* **The problem**
Repeat the material verbatim. Images are excluded from the copy.

* **Data shown**
☆ ☆ ☆
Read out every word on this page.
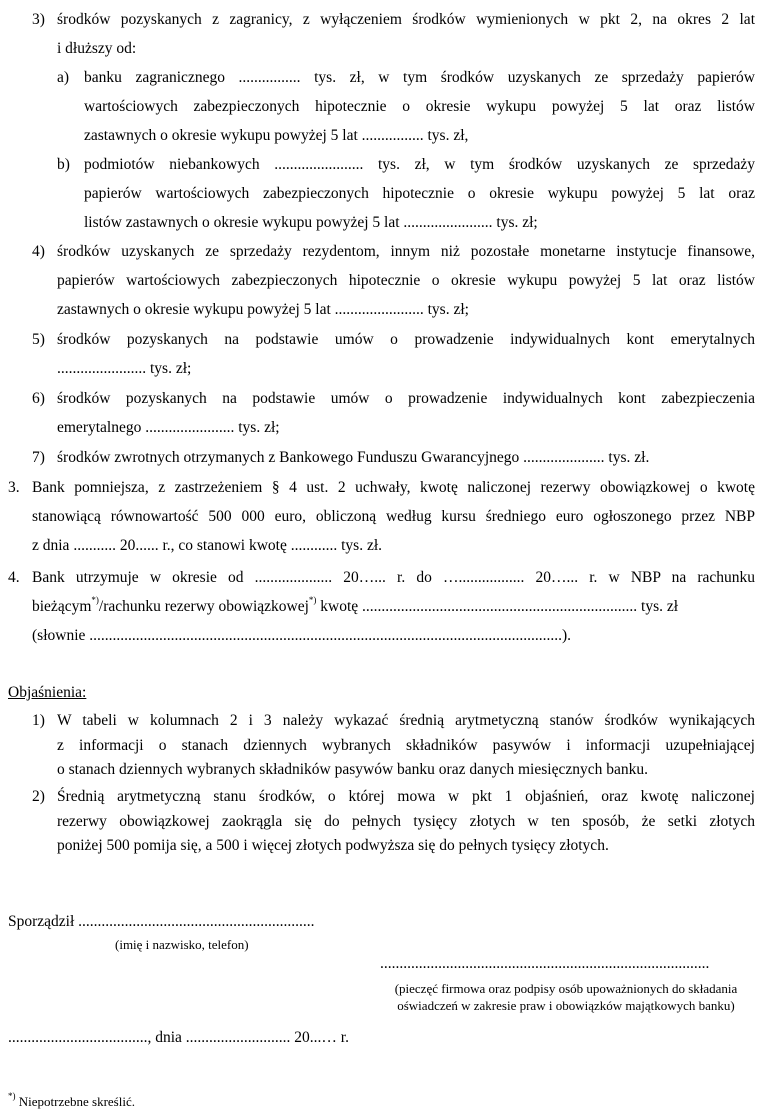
3) środków pozyskanych z zagranicy, z wyłączeniem środków wymienionych w pkt 2, na okres 2 lat
i dłuższy od:
a) banku zagranicznego ................ tys. zł, w tym środków uzyskanych ze sprzedaży papierów
wartościowych zabezpieczonych hipotecznie o okresie wykupu powyżej 5 lat oraz listów
zastawnych o okresie wykupu powyżej 5 lat ................ tys. zł,
b) podmiotów niebankowych ....................... tys. zł, w tym środków uzyskanych ze sprzedaży
papierów wartościowych zabezpieczonych hipotecznie o okresie wykupu powyżej 5 lat oraz
listów zastawnych o okresie wykupu powyżej 5 lat ....................... tys. zł;
4) środków uzyskanych ze sprzedaży rezydentom, innym niż pozostałe monetarne instytucje finansowe,
papierów wartościowych zabezpieczonych hipotecznie o okresie wykupu powyżej 5 lat oraz listów
zastawnych o okresie wykupu powyżej 5 lat ....................... tys. zł;
5) środków pozyskanych na podstawie umów o prowadzenie indywidualnych kont emerytalnych
....................... tys. zł;
6) środków pozyskanych na podstawie umów o prowadzenie indywidualnych kont zabezpieczenia
emerytalnego ....................... tys. zł;
7) środków zwrotnych otrzymanych z Bankowego Funduszu Gwarancyjnego ..................... tys. zł.
3. Bank pomniejsza, z zastrzeżeniem § 4 ust. 2 uchwały, kwotę naliczonej rezerwy obowiązkowej o kwotę
stanowiącą równowartość 500 000 euro, obliczoną według kursu średniego euro ogłoszonego przez NBP
z dnia ........... 20...... r., co stanowi kwotę ............ tys. zł.
4. Bank utrzymuje w okresie od .................... 20…... r. do …................. 20…... r. w NBP na rachunku
bieżącym*)/rachunku rezerwy obowiązkowej*) kwotę ....................................................................... tys. zł
(słownie ..........................................................................................................................).
Objaśnienia:
1) W tabeli w kolumnach 2 i 3 należy wykazać średnią arytmetyczną stanów środków wynikających
z informacji o stanach dziennych wybranych składników pasywów i informacji uzupełniającej
o stanach dziennych wybranych składników pasywów banku oraz danych miesięcznych banku.
2) Średnią arytmetyczną stanu środków, o której mowa w pkt 1 objaśnień, oraz kwotę naliczonej
rezerwy obowiązkowej zaokrągla się do pełnych tysięcy złotych w ten sposób, że setki złotych
poniżej 500 pomija się, a 500 i więcej złotych podwyższa się do pełnych tysięcy złotych.
Sporządził .............................................................
(imię i nazwisko, telefon)
.....................................................................................
(pieczęć firmowa oraz podpisy osób upoważnionych do składania
oświadczeń w zakresie praw i obowiązków majątkowych banku)
...................................., dnia ........................... 20...… r.
*) Niepotrzebne skreślić.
☆ ☆ ☆
* **The reply**
Read out every word on this page.
3) środków pozyskanych z zagranicy, z wyłączeniem środków wymienionych w pkt 2, na okres 2 lat
i dłuższy od:
a) banku zagranicznego ................ tys. zł, w tym środków uzyskanych ze sprzedaży papierów
wartościowych zabezpieczonych hipotecznie o okresie wykupu powyżej 5 lat oraz listów
zastawnych o okresie wykupu powyżej 5 lat ................ tys. zł,
b) podmiotów niebankowych ....................... tys. zł, w tym środków uzyskanych ze sprzedaży
papierów wartościowych zabezpieczonych hipotecznie o okresie wykupu powyżej 5 lat oraz
listów zastawnych o okresie wykupu powyżej 5 lat ....................... tys. zł;
4) środków uzyskanych ze sprzedaży rezydentom, innym niż pozostałe monetarne instytucje finansowe,
papierów wartościowych zabezpieczonych hipotecznie o okresie wykupu powyżej 5 lat oraz listów
zastawnych o okresie wykupu powyżej 5 lat ....................... tys. zł;
5) środków pozyskanych na podstawie umów o prowadzenie indywidualnych kont emerytalnych
....................... tys. zł;
6) środków pozyskanych na podstawie umów o prowadzenie indywidualnych kont zabezpieczenia
emerytalnego ....................... tys. zł;
7) środków zwrotnych otrzymanych z Bankowego Funduszu Gwarancyjnego ..................... tys. zł.
3. Bank pomniejsza, z zastrzeżeniem § 4 ust. 2 uchwały, kwotę naliczonej rezerwy obowiązkowej o kwotę
stanowiącą równowartość 500 000 euro, obliczoną według kursu średniego euro ogłoszonego przez NBP
z dnia ........... 20...... r., co stanowi kwotę ............ tys. zł.
4. Bank utrzymuje w okresie od .................... 20…... r. do …................. 20…... r. w NBP na rachunku
bieżącym*)/rachunku rezerwy obowiązkowej*) kwotę ....................................................................... tys. zł
(słownie ..........................................................................................................................).
Objaśnienia:
1) W tabeli w kolumnach 2 i 3 należy wykazać średnią arytmetyczną stanów środków wynikających
z informacji o stanach dziennych wybranych składników pasywów i informacji uzupełniającej
o stanach dziennych wybranych składników pasywów banku oraz danych miesięcznych banku.
2) Średnią arytmetyczną stanu środków, o której mowa w pkt 1 objaśnień, oraz kwotę naliczonej
rezerwy obowiązkowej zaokrągla się do pełnych tysięcy złotych w ten sposób, że setki złotych
poniżej 500 pomija się, a 500 i więcej złotych podwyższa się do pełnych tysięcy złotych.
Sporządził .............................................................
(imię i nazwisko, telefon)
.....................................................................................
(pieczęć firmowa oraz podpisy osób upoważnionych do składania
oświadczeń w zakresie praw i obowiązków majątkowych banku)
...................................., dnia ........................... 20...… r.
*) Niepotrzebne skreślić.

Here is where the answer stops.